··· SUPPLIED DATA

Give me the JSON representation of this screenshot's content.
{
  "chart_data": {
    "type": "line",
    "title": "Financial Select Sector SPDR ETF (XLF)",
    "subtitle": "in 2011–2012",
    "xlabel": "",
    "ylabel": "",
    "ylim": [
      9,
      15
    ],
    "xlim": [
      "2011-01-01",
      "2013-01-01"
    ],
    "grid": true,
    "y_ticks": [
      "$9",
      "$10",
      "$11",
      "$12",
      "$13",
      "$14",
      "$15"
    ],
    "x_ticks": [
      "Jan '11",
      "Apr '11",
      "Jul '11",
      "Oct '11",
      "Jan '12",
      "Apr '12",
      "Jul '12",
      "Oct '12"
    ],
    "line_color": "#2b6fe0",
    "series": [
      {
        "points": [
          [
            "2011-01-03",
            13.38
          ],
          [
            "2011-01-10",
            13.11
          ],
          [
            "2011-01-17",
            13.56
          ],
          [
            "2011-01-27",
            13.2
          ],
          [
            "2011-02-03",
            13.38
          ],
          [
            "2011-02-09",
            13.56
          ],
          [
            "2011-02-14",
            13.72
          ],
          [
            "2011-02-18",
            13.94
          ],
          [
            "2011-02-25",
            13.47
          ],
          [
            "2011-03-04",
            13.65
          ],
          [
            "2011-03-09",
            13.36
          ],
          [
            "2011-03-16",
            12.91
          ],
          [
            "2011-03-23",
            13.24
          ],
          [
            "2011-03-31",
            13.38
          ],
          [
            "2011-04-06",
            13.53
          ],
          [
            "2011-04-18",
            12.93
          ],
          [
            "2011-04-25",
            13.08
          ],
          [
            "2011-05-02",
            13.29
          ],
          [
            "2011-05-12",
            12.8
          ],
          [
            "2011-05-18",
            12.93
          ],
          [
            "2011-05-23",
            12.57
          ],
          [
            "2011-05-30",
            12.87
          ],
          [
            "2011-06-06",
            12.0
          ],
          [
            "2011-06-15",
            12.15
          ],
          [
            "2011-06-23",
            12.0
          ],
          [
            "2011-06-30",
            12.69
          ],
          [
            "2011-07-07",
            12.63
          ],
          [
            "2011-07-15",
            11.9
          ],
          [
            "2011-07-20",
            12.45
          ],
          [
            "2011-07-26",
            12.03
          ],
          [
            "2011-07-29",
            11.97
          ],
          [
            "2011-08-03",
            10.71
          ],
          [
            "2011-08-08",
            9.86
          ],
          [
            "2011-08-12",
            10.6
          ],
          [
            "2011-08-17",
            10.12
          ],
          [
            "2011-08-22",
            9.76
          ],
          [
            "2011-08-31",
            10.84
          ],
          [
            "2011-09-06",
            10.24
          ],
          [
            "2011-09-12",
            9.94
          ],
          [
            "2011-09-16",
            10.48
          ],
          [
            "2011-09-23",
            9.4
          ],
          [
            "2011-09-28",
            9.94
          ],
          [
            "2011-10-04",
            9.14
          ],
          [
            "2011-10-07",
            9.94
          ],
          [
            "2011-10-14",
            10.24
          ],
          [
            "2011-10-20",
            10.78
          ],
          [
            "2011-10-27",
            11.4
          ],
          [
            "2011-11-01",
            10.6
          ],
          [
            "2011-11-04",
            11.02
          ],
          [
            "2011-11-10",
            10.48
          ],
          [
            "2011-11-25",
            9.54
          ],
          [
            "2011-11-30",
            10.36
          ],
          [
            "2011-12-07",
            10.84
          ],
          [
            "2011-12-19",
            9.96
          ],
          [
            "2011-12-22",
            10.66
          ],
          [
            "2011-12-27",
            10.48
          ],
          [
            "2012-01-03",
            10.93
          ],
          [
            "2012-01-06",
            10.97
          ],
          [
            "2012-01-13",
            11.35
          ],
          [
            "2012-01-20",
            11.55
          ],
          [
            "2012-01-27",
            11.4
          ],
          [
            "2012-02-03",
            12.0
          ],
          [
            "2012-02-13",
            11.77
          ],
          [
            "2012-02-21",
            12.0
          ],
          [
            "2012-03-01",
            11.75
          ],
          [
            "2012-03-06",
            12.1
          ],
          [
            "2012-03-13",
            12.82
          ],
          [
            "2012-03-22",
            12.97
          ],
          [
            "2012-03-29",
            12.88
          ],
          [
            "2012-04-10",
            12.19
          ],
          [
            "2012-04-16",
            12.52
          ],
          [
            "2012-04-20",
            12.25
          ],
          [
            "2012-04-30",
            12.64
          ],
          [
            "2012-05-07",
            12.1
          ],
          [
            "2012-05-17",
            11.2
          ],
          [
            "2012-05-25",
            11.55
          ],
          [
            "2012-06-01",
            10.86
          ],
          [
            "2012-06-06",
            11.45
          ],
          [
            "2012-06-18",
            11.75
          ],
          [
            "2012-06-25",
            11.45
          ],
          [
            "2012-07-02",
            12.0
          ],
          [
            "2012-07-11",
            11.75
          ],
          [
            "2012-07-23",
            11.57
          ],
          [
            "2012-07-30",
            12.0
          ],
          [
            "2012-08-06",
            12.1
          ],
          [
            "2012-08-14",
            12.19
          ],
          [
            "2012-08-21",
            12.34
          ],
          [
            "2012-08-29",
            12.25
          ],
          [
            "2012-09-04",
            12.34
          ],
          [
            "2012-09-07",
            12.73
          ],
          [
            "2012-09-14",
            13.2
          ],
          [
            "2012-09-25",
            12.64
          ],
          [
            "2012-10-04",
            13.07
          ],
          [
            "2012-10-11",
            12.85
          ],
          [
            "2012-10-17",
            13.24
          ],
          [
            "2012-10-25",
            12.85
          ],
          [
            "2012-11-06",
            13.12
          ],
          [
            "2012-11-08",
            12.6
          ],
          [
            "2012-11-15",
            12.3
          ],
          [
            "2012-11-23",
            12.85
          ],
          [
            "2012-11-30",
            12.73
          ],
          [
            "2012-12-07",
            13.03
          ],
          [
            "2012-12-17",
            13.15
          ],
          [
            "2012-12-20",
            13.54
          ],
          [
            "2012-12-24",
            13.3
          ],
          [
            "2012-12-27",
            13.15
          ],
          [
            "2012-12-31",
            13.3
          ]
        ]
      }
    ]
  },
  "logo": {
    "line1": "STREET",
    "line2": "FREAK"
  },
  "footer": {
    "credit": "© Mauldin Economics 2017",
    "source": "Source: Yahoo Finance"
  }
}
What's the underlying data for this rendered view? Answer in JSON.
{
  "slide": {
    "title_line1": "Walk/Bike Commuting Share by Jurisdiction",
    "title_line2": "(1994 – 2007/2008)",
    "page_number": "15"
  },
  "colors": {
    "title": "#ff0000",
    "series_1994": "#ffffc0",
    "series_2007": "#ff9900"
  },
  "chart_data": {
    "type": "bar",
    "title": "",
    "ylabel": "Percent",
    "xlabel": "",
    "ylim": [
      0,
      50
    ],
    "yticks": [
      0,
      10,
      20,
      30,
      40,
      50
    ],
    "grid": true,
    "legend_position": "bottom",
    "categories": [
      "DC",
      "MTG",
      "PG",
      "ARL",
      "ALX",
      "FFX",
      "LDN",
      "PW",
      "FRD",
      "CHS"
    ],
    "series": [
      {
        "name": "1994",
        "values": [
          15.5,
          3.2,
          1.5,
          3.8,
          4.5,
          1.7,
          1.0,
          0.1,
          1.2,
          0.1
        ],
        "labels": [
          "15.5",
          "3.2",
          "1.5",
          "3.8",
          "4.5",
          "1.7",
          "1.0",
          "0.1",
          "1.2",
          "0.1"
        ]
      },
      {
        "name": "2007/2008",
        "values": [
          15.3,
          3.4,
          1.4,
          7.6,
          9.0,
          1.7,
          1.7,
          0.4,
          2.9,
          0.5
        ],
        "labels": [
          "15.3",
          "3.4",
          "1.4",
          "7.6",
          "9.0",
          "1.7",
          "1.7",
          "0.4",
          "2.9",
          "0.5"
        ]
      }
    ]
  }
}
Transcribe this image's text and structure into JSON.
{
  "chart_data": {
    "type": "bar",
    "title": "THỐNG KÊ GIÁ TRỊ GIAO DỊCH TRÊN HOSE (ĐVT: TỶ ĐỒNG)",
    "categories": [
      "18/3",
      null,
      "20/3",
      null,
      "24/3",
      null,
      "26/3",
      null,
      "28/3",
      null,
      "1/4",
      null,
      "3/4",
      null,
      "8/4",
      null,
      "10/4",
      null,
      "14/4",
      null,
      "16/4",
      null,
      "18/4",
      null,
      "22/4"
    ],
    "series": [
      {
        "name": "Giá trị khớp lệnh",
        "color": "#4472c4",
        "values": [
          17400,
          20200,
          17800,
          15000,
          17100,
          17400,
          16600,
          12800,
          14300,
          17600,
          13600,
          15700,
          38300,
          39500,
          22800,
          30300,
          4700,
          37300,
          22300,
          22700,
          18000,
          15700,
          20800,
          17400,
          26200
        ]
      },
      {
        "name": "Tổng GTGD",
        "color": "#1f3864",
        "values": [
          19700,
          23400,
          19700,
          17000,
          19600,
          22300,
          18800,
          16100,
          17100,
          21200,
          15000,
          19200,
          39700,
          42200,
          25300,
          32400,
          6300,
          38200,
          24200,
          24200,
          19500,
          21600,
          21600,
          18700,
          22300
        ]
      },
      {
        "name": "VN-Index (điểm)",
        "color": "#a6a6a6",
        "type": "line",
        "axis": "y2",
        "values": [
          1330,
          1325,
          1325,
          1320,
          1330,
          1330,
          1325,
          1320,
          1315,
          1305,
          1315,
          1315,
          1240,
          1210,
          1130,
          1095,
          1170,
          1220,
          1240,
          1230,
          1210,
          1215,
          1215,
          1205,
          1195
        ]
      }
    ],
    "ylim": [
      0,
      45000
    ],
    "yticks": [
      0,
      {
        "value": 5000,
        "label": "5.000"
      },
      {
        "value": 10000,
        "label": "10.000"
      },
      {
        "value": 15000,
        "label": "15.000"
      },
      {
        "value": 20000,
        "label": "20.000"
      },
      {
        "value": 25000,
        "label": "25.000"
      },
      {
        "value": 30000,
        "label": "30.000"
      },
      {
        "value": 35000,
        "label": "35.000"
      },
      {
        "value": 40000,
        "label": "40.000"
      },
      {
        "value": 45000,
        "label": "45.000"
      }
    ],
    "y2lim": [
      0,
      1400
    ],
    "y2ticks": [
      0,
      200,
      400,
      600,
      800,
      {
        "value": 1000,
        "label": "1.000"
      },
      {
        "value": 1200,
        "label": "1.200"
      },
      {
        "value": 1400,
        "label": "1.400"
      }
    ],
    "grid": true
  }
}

······

- _TASK INSTRUCTIONS_
Go through the listing above and list every line that has the word "name".

- _SOLUTION FOR THIS EXERCISE_
        "name": "1994",
        "name": "2007/2008",
        "name": "Giá trị khớp lệnh",
        "name": "Tổng GTGD",
        "name": "VN-Index (điểm)",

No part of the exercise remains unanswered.